* [Directions] Reproduce word for word everything from the start of the records down to and including the line that contains "point-pred xyxy=(224,400,233,409)".
[START Material for the task]
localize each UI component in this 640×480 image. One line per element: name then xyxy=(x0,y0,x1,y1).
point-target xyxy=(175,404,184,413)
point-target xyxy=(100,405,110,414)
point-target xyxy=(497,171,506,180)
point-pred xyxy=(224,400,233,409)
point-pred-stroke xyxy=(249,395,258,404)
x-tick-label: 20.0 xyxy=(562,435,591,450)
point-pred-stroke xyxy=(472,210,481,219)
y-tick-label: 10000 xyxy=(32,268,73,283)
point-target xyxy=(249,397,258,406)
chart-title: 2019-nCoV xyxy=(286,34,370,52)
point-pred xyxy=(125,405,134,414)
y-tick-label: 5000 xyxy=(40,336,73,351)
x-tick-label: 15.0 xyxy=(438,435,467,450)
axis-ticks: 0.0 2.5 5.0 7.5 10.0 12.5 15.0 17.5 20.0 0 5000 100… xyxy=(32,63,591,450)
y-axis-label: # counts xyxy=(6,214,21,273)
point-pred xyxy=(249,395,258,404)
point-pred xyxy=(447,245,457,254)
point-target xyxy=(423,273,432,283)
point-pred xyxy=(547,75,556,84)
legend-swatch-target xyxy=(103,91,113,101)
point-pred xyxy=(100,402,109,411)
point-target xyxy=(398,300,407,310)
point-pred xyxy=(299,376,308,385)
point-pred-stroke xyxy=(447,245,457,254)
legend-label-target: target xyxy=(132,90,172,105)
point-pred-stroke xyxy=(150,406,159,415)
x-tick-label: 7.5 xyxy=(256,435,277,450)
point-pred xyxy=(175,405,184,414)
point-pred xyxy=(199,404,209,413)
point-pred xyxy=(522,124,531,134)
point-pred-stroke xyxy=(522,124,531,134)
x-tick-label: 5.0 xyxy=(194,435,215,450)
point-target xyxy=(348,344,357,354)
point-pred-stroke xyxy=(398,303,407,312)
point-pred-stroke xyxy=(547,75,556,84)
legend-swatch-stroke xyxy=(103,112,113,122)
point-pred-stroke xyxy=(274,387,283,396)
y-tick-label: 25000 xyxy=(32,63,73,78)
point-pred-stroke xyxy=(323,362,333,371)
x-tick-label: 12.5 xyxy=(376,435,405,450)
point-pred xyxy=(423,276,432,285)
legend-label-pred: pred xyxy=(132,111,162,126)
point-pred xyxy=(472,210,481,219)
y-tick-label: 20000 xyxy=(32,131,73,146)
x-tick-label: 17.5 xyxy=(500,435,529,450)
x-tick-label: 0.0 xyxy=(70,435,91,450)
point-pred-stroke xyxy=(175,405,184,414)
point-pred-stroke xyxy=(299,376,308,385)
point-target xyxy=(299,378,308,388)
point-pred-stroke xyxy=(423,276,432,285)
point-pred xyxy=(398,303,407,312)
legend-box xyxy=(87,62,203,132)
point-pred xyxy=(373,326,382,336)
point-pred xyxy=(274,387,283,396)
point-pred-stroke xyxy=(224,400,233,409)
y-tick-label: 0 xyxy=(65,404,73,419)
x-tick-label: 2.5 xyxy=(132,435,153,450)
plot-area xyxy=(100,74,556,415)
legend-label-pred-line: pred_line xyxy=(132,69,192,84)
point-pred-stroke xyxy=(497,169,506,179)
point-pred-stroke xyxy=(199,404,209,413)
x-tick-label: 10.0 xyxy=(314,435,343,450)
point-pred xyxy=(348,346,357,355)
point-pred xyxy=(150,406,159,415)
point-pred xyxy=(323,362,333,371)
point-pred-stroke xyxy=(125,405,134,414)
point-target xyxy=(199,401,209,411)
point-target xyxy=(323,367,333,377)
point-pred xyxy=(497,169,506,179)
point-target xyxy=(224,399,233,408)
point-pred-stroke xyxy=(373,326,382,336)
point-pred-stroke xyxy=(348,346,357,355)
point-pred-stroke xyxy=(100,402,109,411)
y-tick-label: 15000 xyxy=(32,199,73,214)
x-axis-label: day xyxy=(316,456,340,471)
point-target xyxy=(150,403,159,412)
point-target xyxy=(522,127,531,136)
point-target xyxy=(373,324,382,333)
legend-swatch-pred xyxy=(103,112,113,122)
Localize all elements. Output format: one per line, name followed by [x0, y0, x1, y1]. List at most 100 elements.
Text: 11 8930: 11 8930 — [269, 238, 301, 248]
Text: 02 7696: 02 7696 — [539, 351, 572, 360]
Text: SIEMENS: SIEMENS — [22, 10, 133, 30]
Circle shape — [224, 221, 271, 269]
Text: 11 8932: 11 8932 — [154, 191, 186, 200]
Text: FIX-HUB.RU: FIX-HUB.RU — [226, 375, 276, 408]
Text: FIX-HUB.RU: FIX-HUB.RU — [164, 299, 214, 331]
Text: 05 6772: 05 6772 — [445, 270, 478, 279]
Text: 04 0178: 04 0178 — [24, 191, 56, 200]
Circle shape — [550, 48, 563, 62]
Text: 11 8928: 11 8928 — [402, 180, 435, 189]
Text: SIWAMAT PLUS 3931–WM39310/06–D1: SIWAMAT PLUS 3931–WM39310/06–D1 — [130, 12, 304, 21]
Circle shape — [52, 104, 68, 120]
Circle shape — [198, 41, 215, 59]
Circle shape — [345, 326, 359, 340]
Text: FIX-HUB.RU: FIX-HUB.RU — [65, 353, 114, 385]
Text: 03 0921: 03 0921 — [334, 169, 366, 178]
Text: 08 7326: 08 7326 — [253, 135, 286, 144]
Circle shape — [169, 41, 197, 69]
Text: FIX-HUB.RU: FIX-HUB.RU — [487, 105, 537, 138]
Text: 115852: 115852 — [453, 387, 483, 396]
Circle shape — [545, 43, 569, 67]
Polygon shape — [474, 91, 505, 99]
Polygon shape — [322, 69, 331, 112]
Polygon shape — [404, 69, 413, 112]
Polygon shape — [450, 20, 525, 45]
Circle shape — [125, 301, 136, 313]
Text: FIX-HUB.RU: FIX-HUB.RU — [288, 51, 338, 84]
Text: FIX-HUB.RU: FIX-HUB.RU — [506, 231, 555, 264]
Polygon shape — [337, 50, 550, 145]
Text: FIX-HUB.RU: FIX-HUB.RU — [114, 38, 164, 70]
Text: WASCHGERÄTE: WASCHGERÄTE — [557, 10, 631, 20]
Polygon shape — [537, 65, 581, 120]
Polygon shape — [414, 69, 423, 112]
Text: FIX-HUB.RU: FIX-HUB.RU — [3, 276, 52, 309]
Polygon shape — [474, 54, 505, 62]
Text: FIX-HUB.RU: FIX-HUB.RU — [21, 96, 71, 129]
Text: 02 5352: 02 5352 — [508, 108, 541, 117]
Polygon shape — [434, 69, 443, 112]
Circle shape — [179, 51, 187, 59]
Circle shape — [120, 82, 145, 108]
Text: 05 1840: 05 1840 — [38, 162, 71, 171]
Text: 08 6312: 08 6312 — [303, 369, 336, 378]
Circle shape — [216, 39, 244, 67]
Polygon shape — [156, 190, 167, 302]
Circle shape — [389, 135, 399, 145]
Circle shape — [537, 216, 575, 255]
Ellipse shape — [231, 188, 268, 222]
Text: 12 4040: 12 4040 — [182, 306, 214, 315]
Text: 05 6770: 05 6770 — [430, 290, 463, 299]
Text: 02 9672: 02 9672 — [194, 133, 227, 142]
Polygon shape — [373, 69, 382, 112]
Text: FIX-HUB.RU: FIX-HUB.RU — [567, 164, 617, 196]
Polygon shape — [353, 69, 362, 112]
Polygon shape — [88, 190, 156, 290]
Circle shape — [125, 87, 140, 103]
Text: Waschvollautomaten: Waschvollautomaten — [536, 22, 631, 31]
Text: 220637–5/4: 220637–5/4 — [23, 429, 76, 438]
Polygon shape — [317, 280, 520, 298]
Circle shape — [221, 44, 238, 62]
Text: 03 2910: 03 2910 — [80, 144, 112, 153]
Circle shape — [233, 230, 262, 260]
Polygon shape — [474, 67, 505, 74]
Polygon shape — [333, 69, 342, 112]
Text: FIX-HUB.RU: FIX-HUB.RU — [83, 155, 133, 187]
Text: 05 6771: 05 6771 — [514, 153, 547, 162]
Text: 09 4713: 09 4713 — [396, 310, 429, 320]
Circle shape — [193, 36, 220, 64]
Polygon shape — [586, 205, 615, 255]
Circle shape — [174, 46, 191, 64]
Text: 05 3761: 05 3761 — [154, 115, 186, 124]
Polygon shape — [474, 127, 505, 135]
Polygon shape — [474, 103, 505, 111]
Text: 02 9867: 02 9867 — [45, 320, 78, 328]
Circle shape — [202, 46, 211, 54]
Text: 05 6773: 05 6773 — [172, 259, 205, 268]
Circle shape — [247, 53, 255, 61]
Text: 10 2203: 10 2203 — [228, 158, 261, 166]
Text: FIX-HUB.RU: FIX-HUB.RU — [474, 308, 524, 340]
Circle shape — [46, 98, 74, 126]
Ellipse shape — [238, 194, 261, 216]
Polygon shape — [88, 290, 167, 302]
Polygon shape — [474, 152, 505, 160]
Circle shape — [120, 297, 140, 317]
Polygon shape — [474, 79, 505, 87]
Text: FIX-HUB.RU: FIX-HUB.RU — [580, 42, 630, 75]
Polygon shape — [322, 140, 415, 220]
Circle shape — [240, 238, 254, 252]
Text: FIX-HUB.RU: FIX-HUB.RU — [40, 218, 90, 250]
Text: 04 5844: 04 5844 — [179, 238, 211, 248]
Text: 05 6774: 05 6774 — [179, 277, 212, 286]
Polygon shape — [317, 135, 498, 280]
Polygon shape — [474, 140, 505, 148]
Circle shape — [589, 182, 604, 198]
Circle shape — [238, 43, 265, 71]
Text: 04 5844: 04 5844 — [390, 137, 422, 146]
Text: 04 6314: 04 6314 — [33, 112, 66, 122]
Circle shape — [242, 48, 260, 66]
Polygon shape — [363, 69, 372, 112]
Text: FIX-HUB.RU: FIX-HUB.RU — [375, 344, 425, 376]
[END Material for the task]
* [Task solution]
localize each UI component in this 640×480 image. One line per element: name then xyxy=(x0,y0,x1,y1).
point-target xyxy=(175,404,184,413)
point-target xyxy=(100,405,110,414)
point-target xyxy=(497,171,506,180)
point-pred xyxy=(224,400,233,409)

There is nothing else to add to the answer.